TASK REQUIREMENTS :: Provide only the number of lines in the data below that contain the word "stea".

====== THE INPUT

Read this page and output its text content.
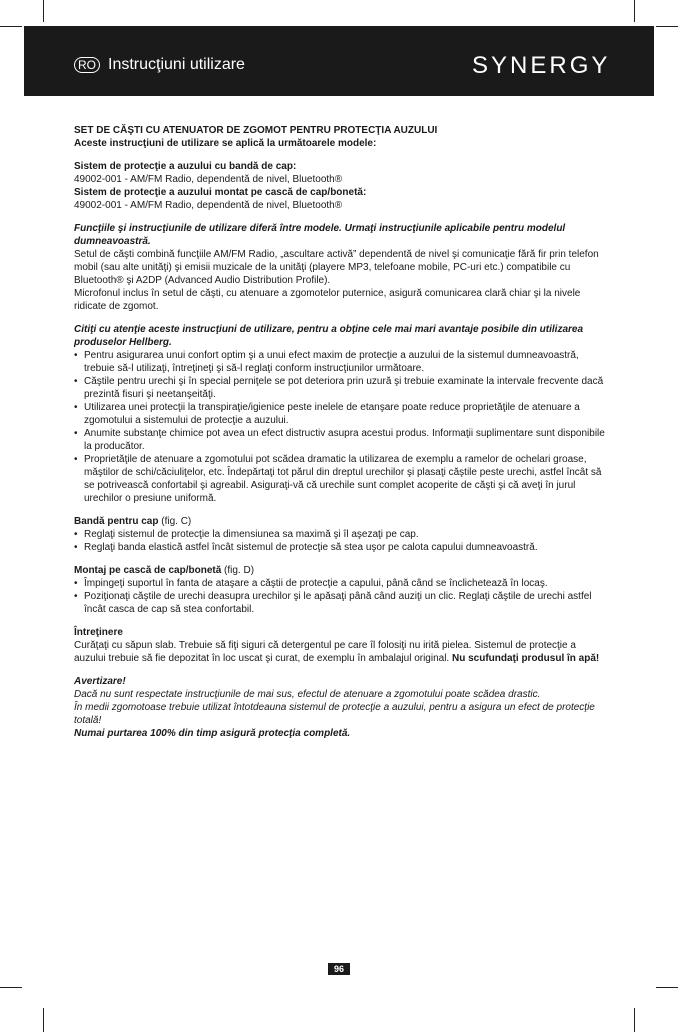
RO Instrucţiuni utilizare	SYNERGY

SET DE CĂŞTI CU ATENUATOR DE ZGOMOT PENTRU PROTECŢIA AUZULUI

Aceste instrucţiuni de utilizare se aplică la următoarele modele:

Sistem de protecţie a auzului cu bandă de cap:

49002-001 - AM/FM Radio, dependentă de nivel, Bluetooth®

Sistem de protecţie a auzului montat pe cască de cap/bonetă:

49002-001 - AM/FM Radio, dependentă de nivel, Bluetooth®

Funcţiile şi instrucţiunile de utilizare diferă între modele. Urmaţi instrucţiunile aplicabile pentru modelul dumneavoastră.

Setul de căşti combină funcţiile AM/FM Radio, „ascultare activă” dependentă de nivel şi comunicaţie fără fir prin telefon mobil (sau alte unităţi) şi emisii muzicale de la unităţi (playere MP3, telefoane mobile, PC-uri etc.) compatibile cu Bluetooth® şi A2DP (Advanced Audio Distribution Profile).

Microfonul inclus în setul de căşti, cu atenuare a zgomotelor puternice, asigură comunicarea clară chiar şi la nivele ridicate de zgomot.

Citiţi cu atenţie aceste instrucţiuni de utilizare, pentru a obţine cele mai mari avantaje posibile din utilizarea produselor Hellberg.

• Pentru asigurarea unui confort optim şi a unui efect maxim de protecţie a auzului de la sistemul dumneavoastră, trebuie să-l utilizaţi, întreţineţi şi să-l reglaţi conform instrucţiunilor următoare.
• Căştile pentru urechi şi în special perniţele se pot deteriora prin uzură şi trebuie examinate la intervale frecvente dacă prezintă fisuri şi neetanşeităţi.
• Utilizarea unei protecţii la transpiraţie/igienice peste inelele de etanşare poate reduce proprietăţile de atenuare a zgomotului a sistemului de protecţie a auzului.
• Anumite substanţe chimice pot avea un efect distructiv asupra acestui produs. Informaţii suplimentare sunt disponibile la producător.
• Proprietăţile de atenuare a zgomotului pot scădea dramatic la utilizarea de exemplu a ramelor de ochelari groase, măştilor de schi/căciuliţelor, etc. Îndepărtaţi tot părul din dreptul urechilor şi plasaţi căştile peste urechi, astfel încât să se potrivească confortabil şi agreabil. Asiguraţi-vă că urechile sunt complet acoperite de căşti şi că aveţi în jurul urechilor o presiune uniformă.

Bandă pentru cap (fig. C)

• Reglaţi sistemul de protecţie la dimensiunea sa maximă şi îl aşezaţi pe cap.
• Reglaţi banda elastică astfel încât sistemul de protecţie să stea uşor pe calota capului dumneavoastră.

Montaj pe cască de cap/bonetă (fig. D)

• Împingeţi suportul în fanta de ataşare a căştii de protecţie a capului, până când se înclichetează în locaş.
• Poziţionaţi căştile de urechi deasupra urechilor şi le apăsaţi până când auziţi un clic. Reglaţi căştile de urechi astfel încât casca de cap să stea confortabil.

Întreţinere

Curăţaţi cu săpun slab. Trebuie să fiţi siguri că detergentul pe care îl folosiţi nu irită pielea. Sistemul de protecţie a auzului trebuie să fie depozitat în loc uscat şi curat, de exemplu în ambalajul original. Nu scufundaţi produsul în apă!

Avertizare!

Dacă nu sunt respectate instrucţiunile de mai sus, efectul de atenuare a zgomotului poate scădea drastic.

În medii zgomotoase trebuie utilizat întotdeauna sistemul de protecţie a auzului, pentru a asigura un efect de protecţie totală!

Numai purtarea 100% din timp asigură protecţia completă.

96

============

IN RESPONSE :: 2